Job:
Collect from the data below each line with "Using".

Data shown:
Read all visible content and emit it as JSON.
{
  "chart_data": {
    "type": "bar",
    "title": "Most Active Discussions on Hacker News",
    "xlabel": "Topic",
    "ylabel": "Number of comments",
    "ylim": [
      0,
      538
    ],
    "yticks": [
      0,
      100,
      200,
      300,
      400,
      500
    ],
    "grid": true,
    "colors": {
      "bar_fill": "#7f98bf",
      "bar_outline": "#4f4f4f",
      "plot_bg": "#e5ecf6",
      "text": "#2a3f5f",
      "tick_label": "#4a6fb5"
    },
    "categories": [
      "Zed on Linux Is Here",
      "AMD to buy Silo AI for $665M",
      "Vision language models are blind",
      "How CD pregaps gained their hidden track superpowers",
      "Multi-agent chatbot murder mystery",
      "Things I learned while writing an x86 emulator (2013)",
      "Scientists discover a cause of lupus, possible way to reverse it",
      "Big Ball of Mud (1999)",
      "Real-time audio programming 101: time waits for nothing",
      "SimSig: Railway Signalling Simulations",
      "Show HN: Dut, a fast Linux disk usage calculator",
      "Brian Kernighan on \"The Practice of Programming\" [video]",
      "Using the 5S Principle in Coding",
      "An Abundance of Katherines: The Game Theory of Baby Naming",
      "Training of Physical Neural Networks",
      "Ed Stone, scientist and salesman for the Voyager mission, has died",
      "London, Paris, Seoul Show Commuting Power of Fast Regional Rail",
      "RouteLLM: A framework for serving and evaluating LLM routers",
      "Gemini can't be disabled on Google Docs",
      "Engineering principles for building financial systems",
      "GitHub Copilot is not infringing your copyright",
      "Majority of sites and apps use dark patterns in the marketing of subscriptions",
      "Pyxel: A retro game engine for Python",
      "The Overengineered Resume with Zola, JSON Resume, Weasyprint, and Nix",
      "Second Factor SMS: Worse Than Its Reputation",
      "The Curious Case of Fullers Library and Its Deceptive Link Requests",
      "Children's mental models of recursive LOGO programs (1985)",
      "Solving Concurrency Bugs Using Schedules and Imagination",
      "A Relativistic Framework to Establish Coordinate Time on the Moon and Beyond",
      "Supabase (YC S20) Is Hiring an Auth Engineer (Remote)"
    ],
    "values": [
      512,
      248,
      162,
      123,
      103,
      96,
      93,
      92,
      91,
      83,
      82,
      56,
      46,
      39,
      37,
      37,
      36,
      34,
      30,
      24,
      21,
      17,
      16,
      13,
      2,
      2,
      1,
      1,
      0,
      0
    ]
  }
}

Completed task:
      "Using the 5S Principle in Coding",
      "Solving Concurrency Bugs Using Schedules and Imagination",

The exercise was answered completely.